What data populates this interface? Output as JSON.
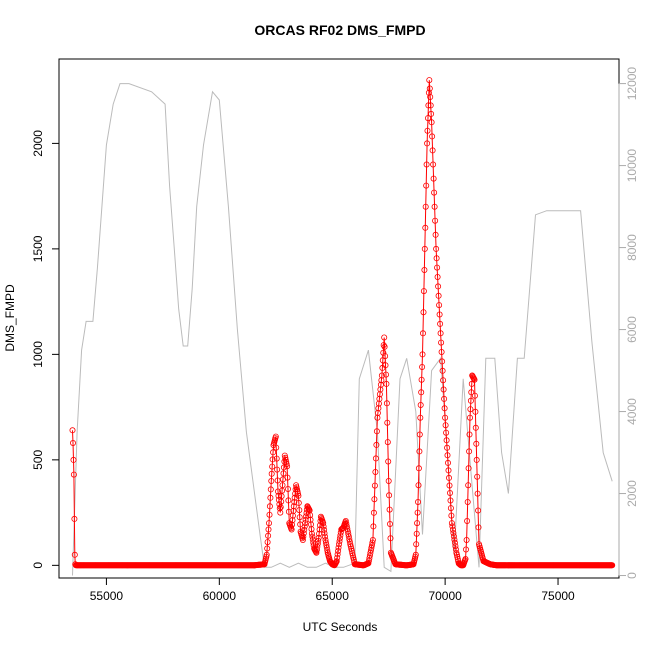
{
  "chart_data": {
    "type": "scatter",
    "title": "ORCAS RF02 DMS_FMPD",
    "xlabel": "UTC Seconds",
    "ylabel": "DMS_FMPD",
    "xlim": [
      52900,
      77700
    ],
    "ylim": [
      -60,
      2400
    ],
    "y2lim": [
      -60,
      12600
    ],
    "x_ticks": [
      55000,
      60000,
      65000,
      70000,
      75000
    ],
    "y_ticks": [
      0,
      500,
      1000,
      1500,
      2000
    ],
    "y2_ticks": [
      0,
      2000,
      4000,
      6000,
      8000,
      10000,
      12000
    ],
    "grid": false,
    "series": [
      {
        "color": "#ff0000",
        "marker": "open-circle",
        "line": "solid",
        "x": [
          53500,
          53520,
          53540,
          53560,
          53580,
          53600,
          53620,
          53650,
          53700,
          54000,
          56000,
          58000,
          60000,
          61500,
          62000,
          62100,
          62200,
          62300,
          62400,
          62500,
          62600,
          62700,
          62800,
          62900,
          63000,
          63100,
          63200,
          63300,
          63400,
          63500,
          63600,
          63700,
          63800,
          63900,
          64000,
          64100,
          64200,
          64300,
          64400,
          64500,
          64600,
          64700,
          64800,
          64900,
          65000,
          65100,
          65200,
          65300,
          65400,
          65500,
          65600,
          65800,
          66000,
          66400,
          66600,
          66800,
          67000,
          67200,
          67300,
          67400,
          67500,
          67600,
          67800,
          68300,
          68600,
          68700,
          68800,
          68900,
          69000,
          69100,
          69200,
          69300,
          69400,
          69600,
          70000,
          70300,
          70500,
          70600,
          70700,
          70800,
          70900,
          70950,
          71000,
          71100,
          71200,
          71300,
          71400,
          71500,
          71700,
          72000,
          72300,
          72400,
          72500,
          72600,
          72700,
          72750,
          72800,
          72900,
          73000,
          73500,
          75000,
          76500,
          77400
        ],
        "y": [
          640,
          580,
          500,
          430,
          220,
          50,
          5,
          0,
          0,
          0,
          0,
          0,
          0,
          0,
          5,
          50,
          200,
          400,
          570,
          610,
          350,
          250,
          380,
          520,
          470,
          200,
          170,
          280,
          380,
          330,
          160,
          120,
          200,
          280,
          260,
          150,
          80,
          60,
          130,
          230,
          200,
          120,
          60,
          20,
          5,
          0,
          20,
          100,
          170,
          180,
          210,
          100,
          5,
          0,
          10,
          120,
          700,
          900,
          1080,
          860,
          400,
          60,
          5,
          0,
          5,
          50,
          300,
          700,
          1000,
          1500,
          2000,
          2300,
          2100,
          1500,
          700,
          200,
          60,
          10,
          0,
          0,
          30,
          120,
          300,
          700,
          900,
          880,
          500,
          100,
          20,
          5,
          0,
          0,
          0,
          0,
          0,
          0,
          0,
          0,
          0,
          0,
          0,
          0,
          0
        ]
      },
      {
        "axis": "right",
        "color": "#bbbbbb",
        "marker": "none",
        "line": "solid",
        "x": [
          53500,
          53700,
          53900,
          54100,
          54400,
          54600,
          54800,
          55000,
          55300,
          55600,
          56000,
          57000,
          57600,
          57800,
          58000,
          58200,
          58400,
          58600,
          58800,
          59000,
          59300,
          59700,
          60000,
          60400,
          60800,
          61200,
          61800,
          62000,
          62300,
          62700,
          63100,
          63500,
          63900,
          64300,
          64700,
          65100,
          65500,
          66000,
          66200,
          66600,
          67000,
          67300,
          67600,
          68000,
          68300,
          68700,
          69000,
          69400,
          69800,
          70100,
          70400,
          70800,
          71100,
          71500,
          71800,
          72200,
          72500,
          72800,
          73200,
          73500,
          74000,
          74500,
          75000,
          75500,
          76000,
          76500,
          77000,
          77400
        ],
        "y": [
          0,
          3500,
          5500,
          6200,
          6200,
          7500,
          9000,
          10500,
          11500,
          12000,
          12000,
          11800,
          11500,
          9500,
          8000,
          6500,
          5600,
          5600,
          7000,
          9000,
          10500,
          11800,
          11600,
          9000,
          6000,
          3500,
          1000,
          200,
          200,
          300,
          200,
          300,
          200,
          200,
          300,
          200,
          200,
          300,
          4800,
          5500,
          3500,
          200,
          100,
          4800,
          5300,
          4000,
          1000,
          5000,
          5300,
          3000,
          500,
          4800,
          2800,
          200,
          5300,
          5300,
          3000,
          2000,
          5300,
          5300,
          8800,
          8900,
          8900,
          8900,
          8900,
          5700,
          3000,
          2300
        ]
      }
    ]
  }
}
^^^^^^^^^^^^^^^^
What is asked:
Go through the listing above and write it all out exactly, leaving out any picture.

Worked answer:
What data populates this interface? Output as JSON.
{
  "chart_data": {
    "type": "scatter",
    "title": "ORCAS RF02 DMS_FMPD",
    "xlabel": "UTC Seconds",
    "ylabel": "DMS_FMPD",
    "xlim": [
      52900,
      77700
    ],
    "ylim": [
      -60,
      2400
    ],
    "y2lim": [
      -60,
      12600
    ],
    "x_ticks": [
      55000,
      60000,
      65000,
      70000,
      75000
    ],
    "y_ticks": [
      0,
      500,
      1000,
      1500,
      2000
    ],
    "y2_ticks": [
      0,
      2000,
      4000,
      6000,
      8000,
      10000,
      12000
    ],
    "grid": false,
    "series": [
      {
        "color": "#ff0000",
        "marker": "open-circle",
        "line": "solid",
        "x": [
          53500,
          53520,
          53540,
          53560,
          53580,
          53600,
          53620,
          53650,
          53700,
          54000,
          56000,
          58000,
          60000,
          61500,
          62000,
          62100,
          62200,
          62300,
          62400,
          62500,
          62600,
          62700,
          62800,
          62900,
          63000,
          63100,
          63200,
          63300,
          63400,
          63500,
          63600,
          63700,
          63800,
          63900,
          64000,
          64100,
          64200,
          64300,
          64400,
          64500,
          64600,
          64700,
          64800,
          64900,
          65000,
          65100,
          65200,
          65300,
          65400,
          65500,
          65600,
          65800,
          66000,
          66400,
          66600,
          66800,
          67000,
          67200,
          67300,
          67400,
          67500,
          67600,
          67800,
          68300,
          68600,
          68700,
          68800,
          68900,
          69000,
          69100,
          69200,
          69300,
          69400,
          69600,
          70000,
          70300,
          70500,
          70600,
          70700,
          70800,
          70900,
          70950,
          71000,
          71100,
          71200,
          71300,
          71400,
          71500,
          71700,
          72000,
          72300,
          72400,
          72500,
          72600,
          72700,
          72750,
          72800,
          72900,
          73000,
          73500,
          75000,
          76500,
          77400
        ],
        "y": [
          640,
          580,
          500,
          430,
          220,
          50,
          5,
          0,
          0,
          0,
          0,
          0,
          0,
          0,
          5,
          50,
          200,
          400,
          570,
          610,
          350,
          250,
          380,
          520,
          470,
          200,
          170,
          280,
          380,
          330,
          160,
          120,
          200,
          280,
          260,
          150,
          80,
          60,
          130,
          230,
          200,
          120,
          60,
          20,
          5,
          0,
          20,
          100,
          170,
          180,
          210,
          100,
          5,
          0,
          10,
          120,
          700,
          900,
          1080,
          860,
          400,
          60,
          5,
          0,
          5,
          50,
          300,
          700,
          1000,
          1500,
          2000,
          2300,
          2100,
          1500,
          700,
          200,
          60,
          10,
          0,
          0,
          30,
          120,
          300,
          700,
          900,
          880,
          500,
          100,
          20,
          5,
          0,
          0,
          0,
          0,
          0,
          0,
          0,
          0,
          0,
          0,
          0,
          0,
          0
        ]
      },
      {
        "axis": "right",
        "color": "#bbbbbb",
        "marker": "none",
        "line": "solid",
        "x": [
          53500,
          53700,
          53900,
          54100,
          54400,
          54600,
          54800,
          55000,
          55300,
          55600,
          56000,
          57000,
          57600,
          57800,
          58000,
          58200,
          58400,
          58600,
          58800,
          59000,
          59300,
          59700,
          60000,
          60400,
          60800,
          61200,
          61800,
          62000,
          62300,
          62700,
          63100,
          63500,
          63900,
          64300,
          64700,
          65100,
          65500,
          66000,
          66200,
          66600,
          67000,
          67300,
          67600,
          68000,
          68300,
          68700,
          69000,
          69400,
          69800,
          70100,
          70400,
          70800,
          71100,
          71500,
          71800,
          72200,
          72500,
          72800,
          73200,
          73500,
          74000,
          74500,
          75000,
          75500,
          76000,
          76500,
          77000,
          77400
        ],
        "y": [
          0,
          3500,
          5500,
          6200,
          6200,
          7500,
          9000,
          10500,
          11500,
          12000,
          12000,
          11800,
          11500,
          9500,
          8000,
          6500,
          5600,
          5600,
          7000,
          9000,
          10500,
          11800,
          11600,
          9000,
          6000,
          3500,
          1000,
          200,
          200,
          300,
          200,
          300,
          200,
          200,
          300,
          200,
          200,
          300,
          4800,
          5500,
          3500,
          200,
          100,
          4800,
          5300,
          4000,
          1000,
          5000,
          5300,
          3000,
          500,
          4800,
          2800,
          200,
          5300,
          5300,
          3000,
          2000,
          5300,
          5300,
          8800,
          8900,
          8900,
          8900,
          8900,
          5700,
          3000,
          2300
        ]
      }
    ]
  }
}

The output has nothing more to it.